Problem to work on:
Repeat every record below exactly, but leave out any pictures.

Dataset listings of figures
##########

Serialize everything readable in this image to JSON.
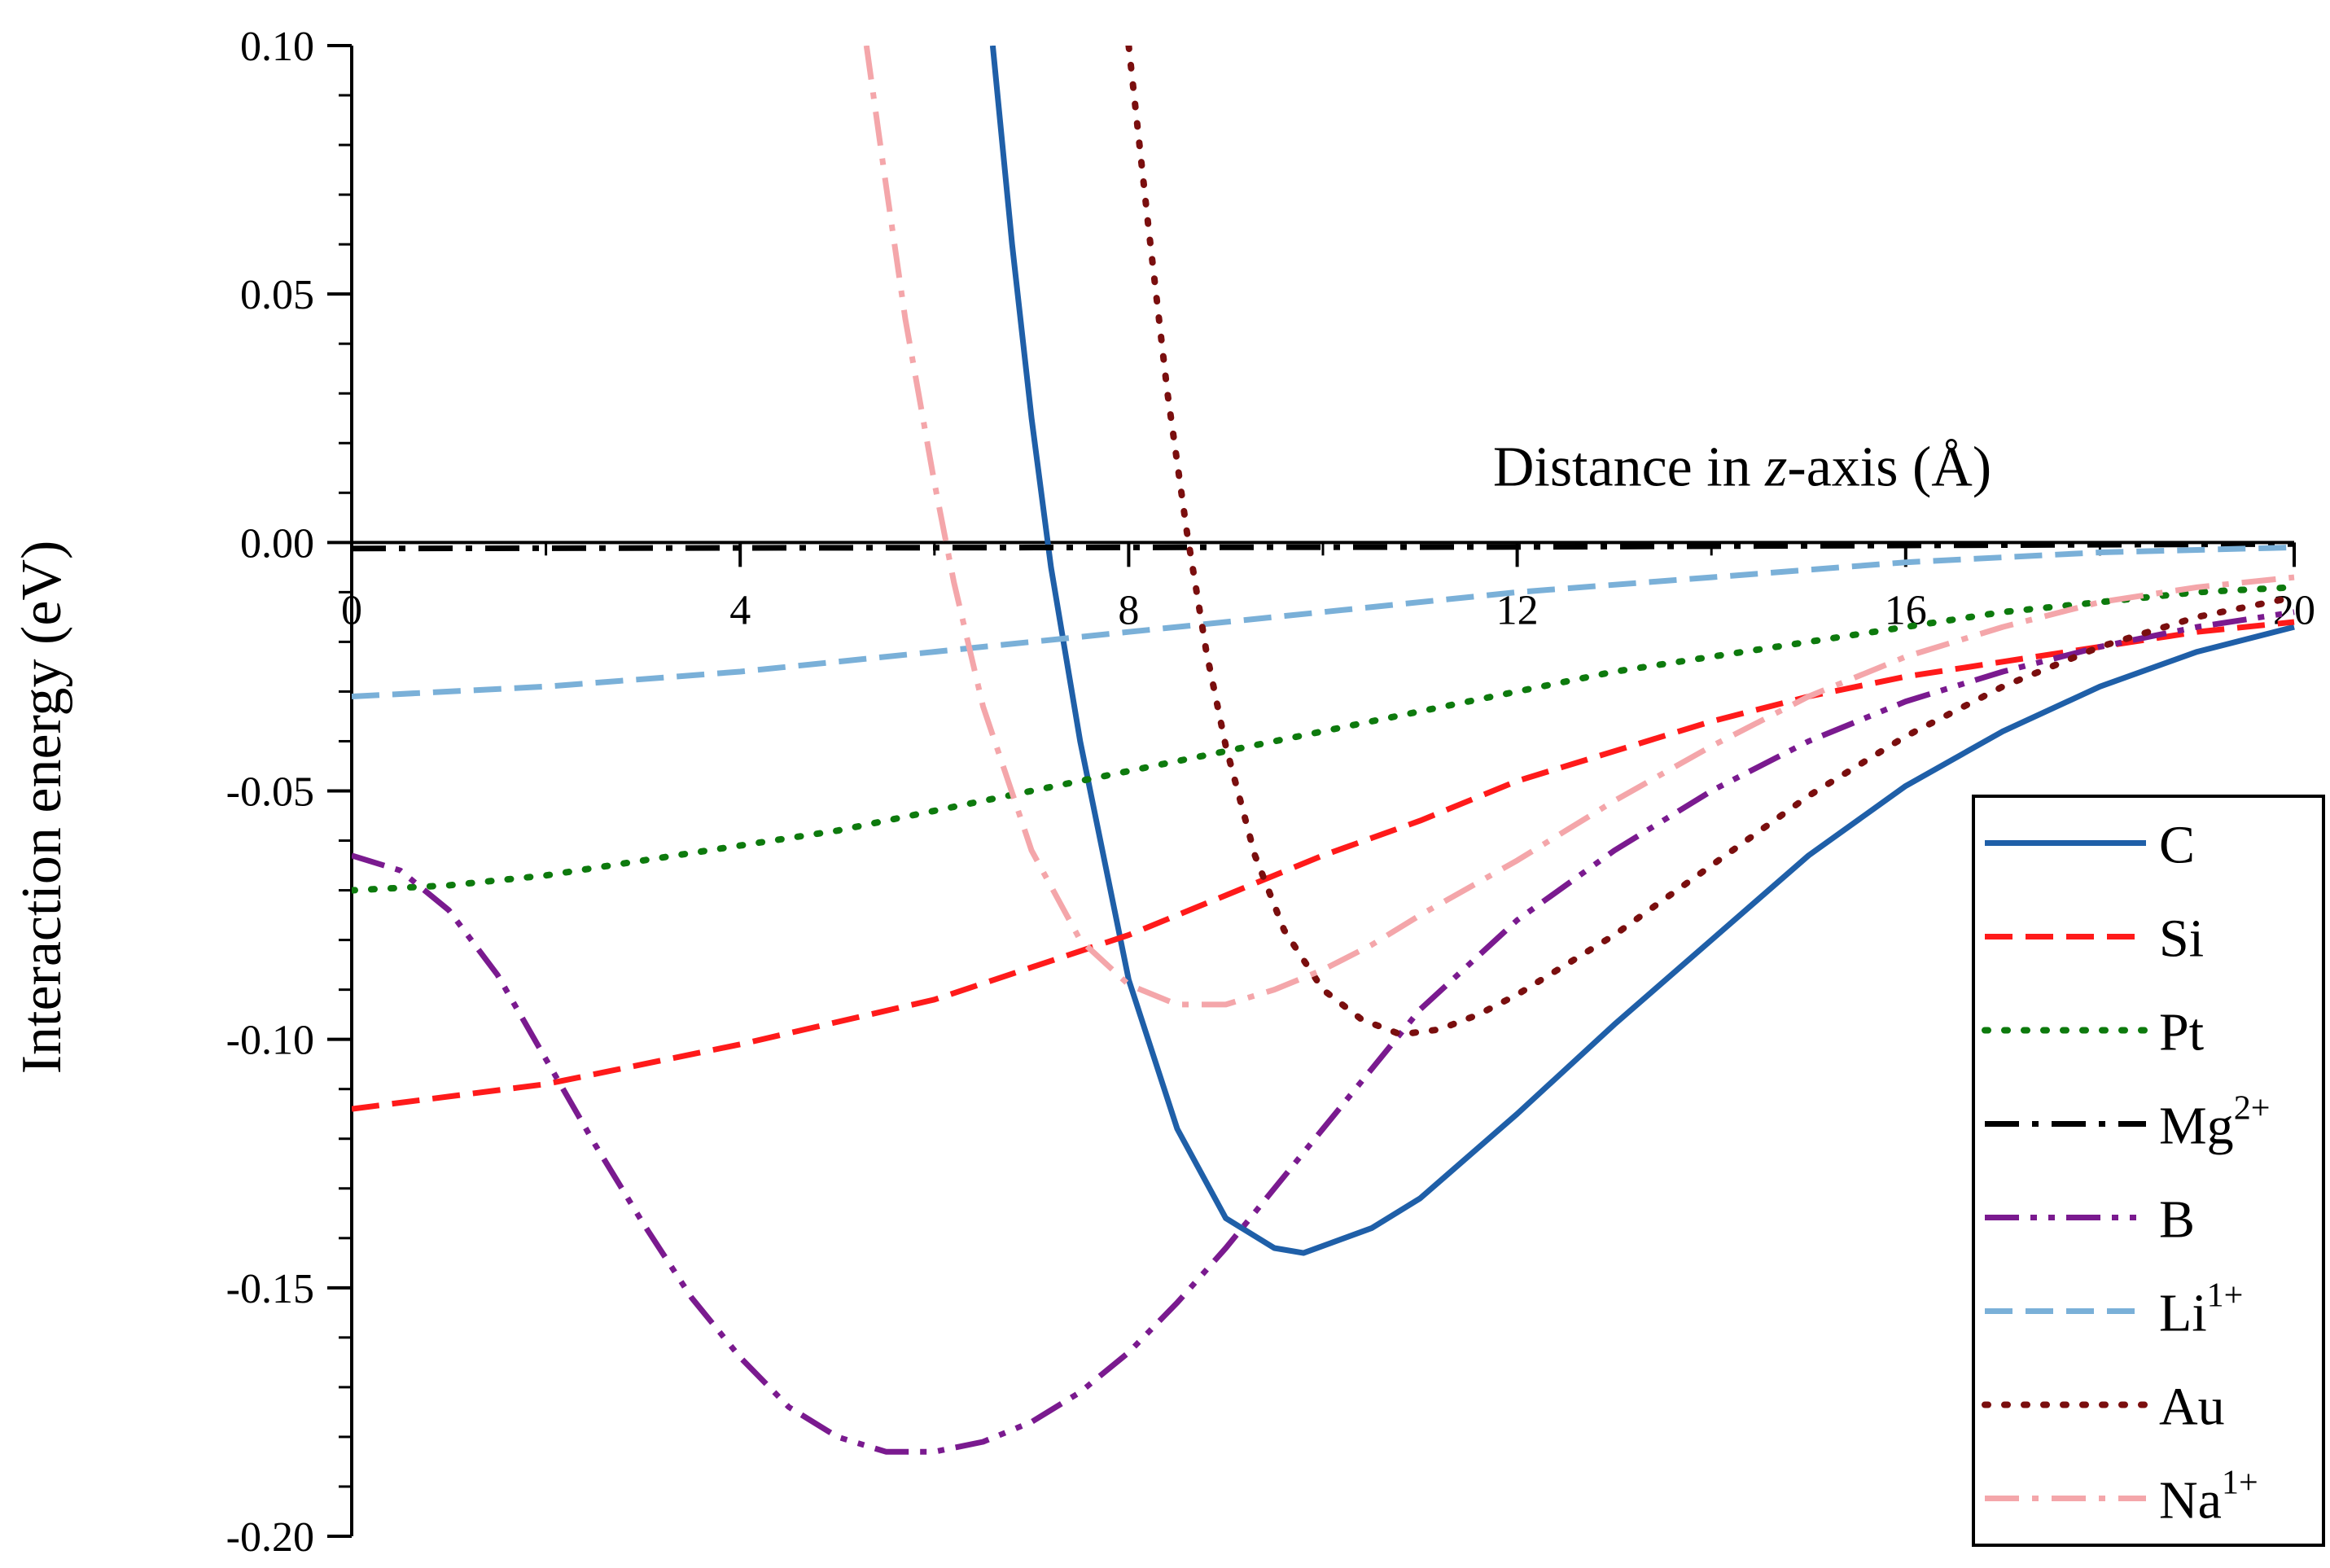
{
  "chart_data": {
    "type": "line",
    "title": "",
    "xlabel_parts": {
      "prefix": "Distance in ",
      "italic": "z",
      "suffix": "-axis (Å)"
    },
    "ylabel": "Interaction energy (eV)",
    "xlim": [
      0,
      20
    ],
    "ylim": [
      -0.2,
      0.1
    ],
    "x_ticks": [
      0,
      4,
      8,
      12,
      16,
      20
    ],
    "x_tick_labels": [
      "0",
      "4",
      "8",
      "12",
      "16",
      "20"
    ],
    "y_ticks": [
      -0.2,
      -0.15,
      -0.1,
      -0.05,
      0.0,
      0.05,
      0.1
    ],
    "y_tick_labels": [
      "-0.20",
      "-0.15",
      "-0.10",
      "-0.05",
      "0.00",
      "0.05",
      "0.10"
    ],
    "x_axis_at_y": 0,
    "grid": false,
    "legend_position": "bottom-right",
    "series": [
      {
        "name": "C",
        "name_sup": "",
        "color": "#1f5fa8",
        "style": "solid",
        "x": [
          6.6,
          6.8,
          7.0,
          7.2,
          7.5,
          8.0,
          8.5,
          9.0,
          9.5,
          9.8,
          10.5,
          11.0,
          12.0,
          13.0,
          14.0,
          15.0,
          16.0,
          17.0,
          18.0,
          19.0,
          20.0
        ],
        "y": [
          0.1,
          0.06,
          0.025,
          -0.005,
          -0.04,
          -0.088,
          -0.118,
          -0.136,
          -0.142,
          -0.143,
          -0.138,
          -0.132,
          -0.115,
          -0.097,
          -0.08,
          -0.063,
          -0.049,
          -0.038,
          -0.029,
          -0.022,
          -0.017
        ]
      },
      {
        "name": "Si",
        "name_sup": "",
        "color": "#ff1a1a",
        "style": "dashed",
        "x": [
          0,
          2,
          4,
          6,
          8,
          9,
          10,
          11,
          12,
          13,
          14,
          15,
          16,
          17,
          18,
          19,
          20
        ],
        "y": [
          -0.114,
          -0.109,
          -0.101,
          -0.092,
          -0.079,
          -0.071,
          -0.063,
          -0.056,
          -0.048,
          -0.042,
          -0.036,
          -0.031,
          -0.027,
          -0.024,
          -0.021,
          -0.018,
          -0.016
        ]
      },
      {
        "name": "Pt",
        "name_sup": "",
        "color": "#0d7a0d",
        "style": "dotted",
        "x": [
          0,
          1,
          2,
          3,
          4,
          5,
          6,
          7,
          8,
          9,
          10,
          11,
          12,
          13,
          14,
          15,
          16,
          17,
          18,
          19,
          20
        ],
        "y": [
          -0.07,
          -0.069,
          -0.067,
          -0.064,
          -0.061,
          -0.058,
          -0.054,
          -0.05,
          -0.046,
          -0.042,
          -0.038,
          -0.034,
          -0.03,
          -0.026,
          -0.023,
          -0.02,
          -0.017,
          -0.014,
          -0.012,
          -0.01,
          -0.009
        ]
      },
      {
        "name": "Mg",
        "name_sup": "2+",
        "color": "#000000",
        "style": "dashdot",
        "x": [
          0,
          4,
          8,
          12,
          16,
          20
        ],
        "y": [
          -0.0012,
          -0.0011,
          -0.001,
          -0.0009,
          -0.0006,
          -0.0003
        ]
      },
      {
        "name": "B",
        "name_sup": "",
        "color": "#7a1a8f",
        "style": "dashdotdot",
        "x": [
          0,
          0.5,
          1.0,
          1.5,
          2.0,
          2.5,
          3.0,
          3.5,
          4.0,
          4.5,
          5.0,
          5.5,
          6.0,
          6.5,
          7.0,
          7.5,
          8.0,
          8.5,
          9.0,
          9.5,
          10.0,
          10.5,
          11.0,
          12.0,
          13.0,
          14.0,
          15.0,
          16.0,
          17.0,
          18.0,
          19.0,
          20.0
        ],
        "y": [
          -0.063,
          -0.066,
          -0.074,
          -0.087,
          -0.104,
          -0.121,
          -0.137,
          -0.152,
          -0.164,
          -0.174,
          -0.18,
          -0.183,
          -0.183,
          -0.181,
          -0.177,
          -0.171,
          -0.163,
          -0.153,
          -0.142,
          -0.13,
          -0.118,
          -0.106,
          -0.094,
          -0.076,
          -0.062,
          -0.05,
          -0.04,
          -0.032,
          -0.026,
          -0.021,
          -0.017,
          -0.014
        ]
      },
      {
        "name": "Li",
        "name_sup": "1+",
        "color": "#7ab0d8",
        "style": "dashed",
        "x": [
          0,
          2,
          4,
          6,
          8,
          10,
          12,
          14,
          16,
          18,
          20
        ],
        "y": [
          -0.031,
          -0.029,
          -0.026,
          -0.022,
          -0.018,
          -0.014,
          -0.01,
          -0.007,
          -0.004,
          -0.002,
          -0.001
        ]
      },
      {
        "name": "Au",
        "name_sup": "",
        "color": "#7a0e0e",
        "style": "dotted",
        "x": [
          8.0,
          8.2,
          8.4,
          8.6,
          8.8,
          9.0,
          9.3,
          9.6,
          10.0,
          10.4,
          10.8,
          11.2,
          11.6,
          12.0,
          13.0,
          14.0,
          15.0,
          16.0,
          17.0,
          18.0,
          19.0,
          20.0
        ],
        "y": [
          0.1,
          0.064,
          0.03,
          0.002,
          -0.022,
          -0.041,
          -0.063,
          -0.078,
          -0.09,
          -0.096,
          -0.099,
          -0.098,
          -0.095,
          -0.091,
          -0.079,
          -0.065,
          -0.051,
          -0.039,
          -0.029,
          -0.021,
          -0.015,
          -0.011
        ]
      },
      {
        "name": "Na",
        "name_sup": "1+",
        "color": "#f4a6aa",
        "style": "dashdot",
        "x": [
          5.3,
          5.5,
          5.7,
          6.0,
          6.2,
          6.5,
          7.0,
          7.5,
          8.0,
          8.5,
          9.0,
          9.5,
          10.0,
          10.5,
          11.0,
          12.0,
          13.0,
          14.0,
          15.0,
          16.0,
          17.0,
          18.0,
          19.0,
          20.0
        ],
        "y": [
          0.1,
          0.072,
          0.045,
          0.012,
          -0.008,
          -0.033,
          -0.062,
          -0.08,
          -0.089,
          -0.093,
          -0.093,
          -0.09,
          -0.086,
          -0.081,
          -0.075,
          -0.064,
          -0.052,
          -0.041,
          -0.031,
          -0.023,
          -0.017,
          -0.012,
          -0.009,
          -0.007
        ]
      }
    ]
  }
}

##########

Written solution:
Serialize everything readable in this image to JSON.
{
  "chart_data": {
    "type": "line",
    "title": "",
    "xlabel_parts": {
      "prefix": "Distance in ",
      "italic": "z",
      "suffix": "-axis (Å)"
    },
    "ylabel": "Interaction energy (eV)",
    "xlim": [
      0,
      20
    ],
    "ylim": [
      -0.2,
      0.1
    ],
    "x_ticks": [
      0,
      4,
      8,
      12,
      16,
      20
    ],
    "x_tick_labels": [
      "0",
      "4",
      "8",
      "12",
      "16",
      "20"
    ],
    "y_ticks": [
      -0.2,
      -0.15,
      -0.1,
      -0.05,
      0.0,
      0.05,
      0.1
    ],
    "y_tick_labels": [
      "-0.20",
      "-0.15",
      "-0.10",
      "-0.05",
      "0.00",
      "0.05",
      "0.10"
    ],
    "x_axis_at_y": 0,
    "grid": false,
    "legend_position": "bottom-right",
    "series": [
      {
        "name": "C",
        "name_sup": "",
        "color": "#1f5fa8",
        "style": "solid",
        "x": [
          6.6,
          6.8,
          7.0,
          7.2,
          7.5,
          8.0,
          8.5,
          9.0,
          9.5,
          9.8,
          10.5,
          11.0,
          12.0,
          13.0,
          14.0,
          15.0,
          16.0,
          17.0,
          18.0,
          19.0,
          20.0
        ],
        "y": [
          0.1,
          0.06,
          0.025,
          -0.005,
          -0.04,
          -0.088,
          -0.118,
          -0.136,
          -0.142,
          -0.143,
          -0.138,
          -0.132,
          -0.115,
          -0.097,
          -0.08,
          -0.063,
          -0.049,
          -0.038,
          -0.029,
          -0.022,
          -0.017
        ]
      },
      {
        "name": "Si",
        "name_sup": "",
        "color": "#ff1a1a",
        "style": "dashed",
        "x": [
          0,
          2,
          4,
          6,
          8,
          9,
          10,
          11,
          12,
          13,
          14,
          15,
          16,
          17,
          18,
          19,
          20
        ],
        "y": [
          -0.114,
          -0.109,
          -0.101,
          -0.092,
          -0.079,
          -0.071,
          -0.063,
          -0.056,
          -0.048,
          -0.042,
          -0.036,
          -0.031,
          -0.027,
          -0.024,
          -0.021,
          -0.018,
          -0.016
        ]
      },
      {
        "name": "Pt",
        "name_sup": "",
        "color": "#0d7a0d",
        "style": "dotted",
        "x": [
          0,
          1,
          2,
          3,
          4,
          5,
          6,
          7,
          8,
          9,
          10,
          11,
          12,
          13,
          14,
          15,
          16,
          17,
          18,
          19,
          20
        ],
        "y": [
          -0.07,
          -0.069,
          -0.067,
          -0.064,
          -0.061,
          -0.058,
          -0.054,
          -0.05,
          -0.046,
          -0.042,
          -0.038,
          -0.034,
          -0.03,
          -0.026,
          -0.023,
          -0.02,
          -0.017,
          -0.014,
          -0.012,
          -0.01,
          -0.009
        ]
      },
      {
        "name": "Mg",
        "name_sup": "2+",
        "color": "#000000",
        "style": "dashdot",
        "x": [
          0,
          4,
          8,
          12,
          16,
          20
        ],
        "y": [
          -0.0012,
          -0.0011,
          -0.001,
          -0.0009,
          -0.0006,
          -0.0003
        ]
      },
      {
        "name": "B",
        "name_sup": "",
        "color": "#7a1a8f",
        "style": "dashdotdot",
        "x": [
          0,
          0.5,
          1.0,
          1.5,
          2.0,
          2.5,
          3.0,
          3.5,
          4.0,
          4.5,
          5.0,
          5.5,
          6.0,
          6.5,
          7.0,
          7.5,
          8.0,
          8.5,
          9.0,
          9.5,
          10.0,
          10.5,
          11.0,
          12.0,
          13.0,
          14.0,
          15.0,
          16.0,
          17.0,
          18.0,
          19.0,
          20.0
        ],
        "y": [
          -0.063,
          -0.066,
          -0.074,
          -0.087,
          -0.104,
          -0.121,
          -0.137,
          -0.152,
          -0.164,
          -0.174,
          -0.18,
          -0.183,
          -0.183,
          -0.181,
          -0.177,
          -0.171,
          -0.163,
          -0.153,
          -0.142,
          -0.13,
          -0.118,
          -0.106,
          -0.094,
          -0.076,
          -0.062,
          -0.05,
          -0.04,
          -0.032,
          -0.026,
          -0.021,
          -0.017,
          -0.014
        ]
      },
      {
        "name": "Li",
        "name_sup": "1+",
        "color": "#7ab0d8",
        "style": "dashed",
        "x": [
          0,
          2,
          4,
          6,
          8,
          10,
          12,
          14,
          16,
          18,
          20
        ],
        "y": [
          -0.031,
          -0.029,
          -0.026,
          -0.022,
          -0.018,
          -0.014,
          -0.01,
          -0.007,
          -0.004,
          -0.002,
          -0.001
        ]
      },
      {
        "name": "Au",
        "name_sup": "",
        "color": "#7a0e0e",
        "style": "dotted",
        "x": [
          8.0,
          8.2,
          8.4,
          8.6,
          8.8,
          9.0,
          9.3,
          9.6,
          10.0,
          10.4,
          10.8,
          11.2,
          11.6,
          12.0,
          13.0,
          14.0,
          15.0,
          16.0,
          17.0,
          18.0,
          19.0,
          20.0
        ],
        "y": [
          0.1,
          0.064,
          0.03,
          0.002,
          -0.022,
          -0.041,
          -0.063,
          -0.078,
          -0.09,
          -0.096,
          -0.099,
          -0.098,
          -0.095,
          -0.091,
          -0.079,
          -0.065,
          -0.051,
          -0.039,
          -0.029,
          -0.021,
          -0.015,
          -0.011
        ]
      },
      {
        "name": "Na",
        "name_sup": "1+",
        "color": "#f4a6aa",
        "style": "dashdot",
        "x": [
          5.3,
          5.5,
          5.7,
          6.0,
          6.2,
          6.5,
          7.0,
          7.5,
          8.0,
          8.5,
          9.0,
          9.5,
          10.0,
          10.5,
          11.0,
          12.0,
          13.0,
          14.0,
          15.0,
          16.0,
          17.0,
          18.0,
          19.0,
          20.0
        ],
        "y": [
          0.1,
          0.072,
          0.045,
          0.012,
          -0.008,
          -0.033,
          -0.062,
          -0.08,
          -0.089,
          -0.093,
          -0.093,
          -0.09,
          -0.086,
          -0.081,
          -0.075,
          -0.064,
          -0.052,
          -0.041,
          -0.031,
          -0.023,
          -0.017,
          -0.012,
          -0.009,
          -0.007
        ]
      }
    ]
  }
}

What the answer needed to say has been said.